**Entries from a visual dataset**:
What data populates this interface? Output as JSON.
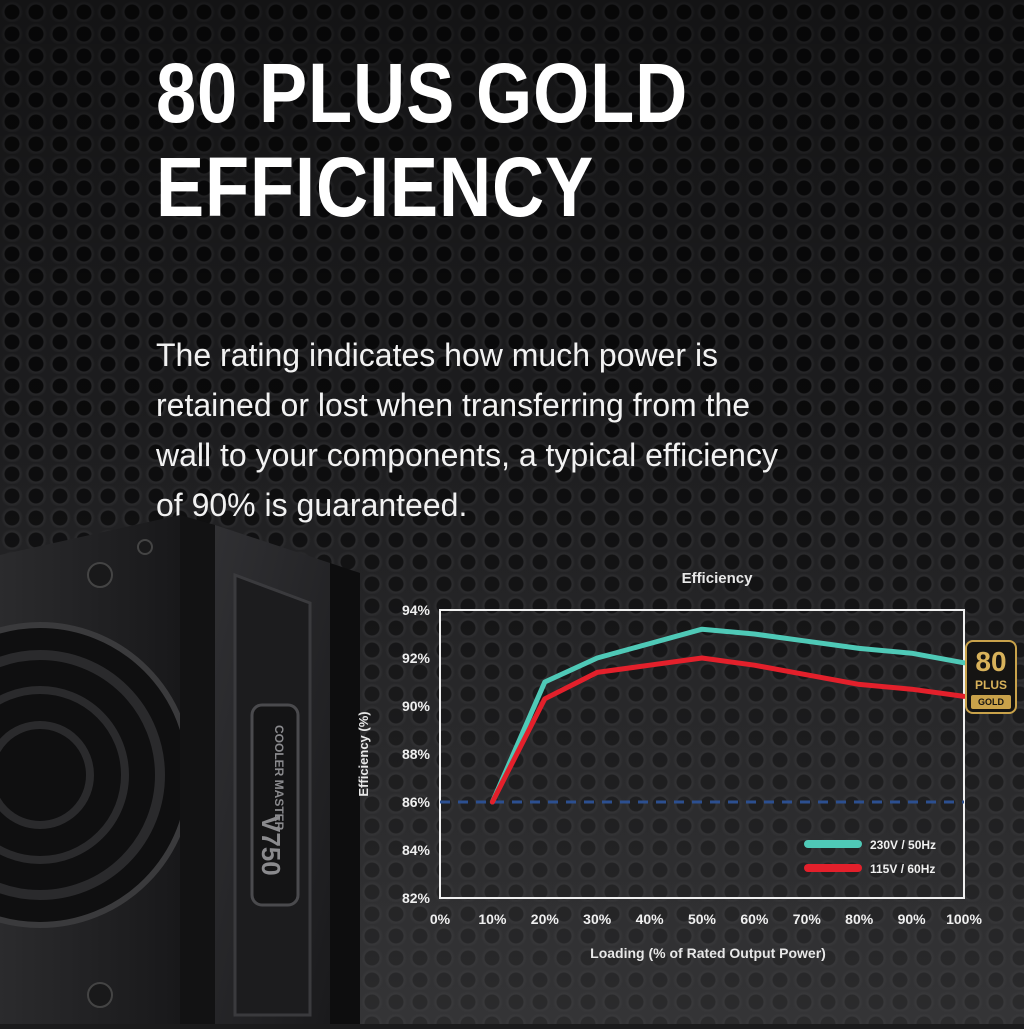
{
  "headline": {
    "line1": "80 PLUS GOLD",
    "line2": "EFFICIENCY"
  },
  "body": {
    "line1": "The rating indicates how much power is",
    "line2": "retained or lost when transferring from the",
    "line3": "wall to your components, a typical efficiency",
    "line4": "of 90% is guaranteed."
  },
  "product": {
    "brand_text": "COOLER MASTER",
    "model_text": "V750"
  },
  "badge": {
    "number": "80",
    "plus": "PLUS",
    "tier": "GOLD"
  },
  "colors": {
    "series_230": "#4fc9b7",
    "series_115": "#e3202b",
    "reference_line": "#2c4f8f",
    "badge_gold": "#c9a24a"
  },
  "chart_data": {
    "type": "line",
    "title": "Efficiency",
    "xlabel": "Loading (% of Rated Output Power)",
    "ylabel": "Efficiency (%)",
    "x": [
      10,
      20,
      30,
      40,
      50,
      60,
      70,
      80,
      90,
      100
    ],
    "xticks": [
      "0%",
      "10%",
      "20%",
      "30%",
      "40%",
      "50%",
      "60%",
      "70%",
      "80%",
      "90%",
      "100%"
    ],
    "yticks": [
      "82%",
      "84%",
      "86%",
      "88%",
      "90%",
      "92%",
      "94%"
    ],
    "xlim": [
      0,
      100
    ],
    "ylim": [
      82,
      94
    ],
    "reference_line": 86,
    "legend_position": "bottom-right",
    "series": [
      {
        "name": "230V / 50Hz",
        "values": [
          86,
          91,
          92,
          92.6,
          93.2,
          93,
          92.7,
          92.4,
          92.2,
          91.8
        ]
      },
      {
        "name": "115V / 60Hz",
        "values": [
          86,
          90.3,
          91.4,
          91.7,
          92,
          91.7,
          91.3,
          90.9,
          90.7,
          90.4
        ]
      }
    ]
  }
}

**AIM OF THE EXERCISE**: Transcribe the material exactly, keeping every word and none of the pictures.

**TASK SOLUTION**:
What data populates this interface? Output as JSON.
{
  "headline": {
    "line1": "80 PLUS GOLD",
    "line2": "EFFICIENCY"
  },
  "body": {
    "line1": "The rating indicates how much power is",
    "line2": "retained or lost when transferring from the",
    "line3": "wall to your components, a typical efficiency",
    "line4": "of 90% is guaranteed."
  },
  "product": {
    "brand_text": "COOLER MASTER",
    "model_text": "V750"
  },
  "badge": {
    "number": "80",
    "plus": "PLUS",
    "tier": "GOLD"
  },
  "colors": {
    "series_230": "#4fc9b7",
    "series_115": "#e3202b",
    "reference_line": "#2c4f8f",
    "badge_gold": "#c9a24a"
  },
  "chart_data": {
    "type": "line",
    "title": "Efficiency",
    "xlabel": "Loading (% of Rated Output Power)",
    "ylabel": "Efficiency (%)",
    "x": [
      10,
      20,
      30,
      40,
      50,
      60,
      70,
      80,
      90,
      100
    ],
    "xticks": [
      "0%",
      "10%",
      "20%",
      "30%",
      "40%",
      "50%",
      "60%",
      "70%",
      "80%",
      "90%",
      "100%"
    ],
    "yticks": [
      "82%",
      "84%",
      "86%",
      "88%",
      "90%",
      "92%",
      "94%"
    ],
    "xlim": [
      0,
      100
    ],
    "ylim": [
      82,
      94
    ],
    "reference_line": 86,
    "legend_position": "bottom-right",
    "series": [
      {
        "name": "230V / 50Hz",
        "values": [
          86,
          91,
          92,
          92.6,
          93.2,
          93,
          92.7,
          92.4,
          92.2,
          91.8
        ]
      },
      {
        "name": "115V / 60Hz",
        "values": [
          86,
          90.3,
          91.4,
          91.7,
          92,
          91.7,
          91.3,
          90.9,
          90.7,
          90.4
        ]
      }
    ]
  }
}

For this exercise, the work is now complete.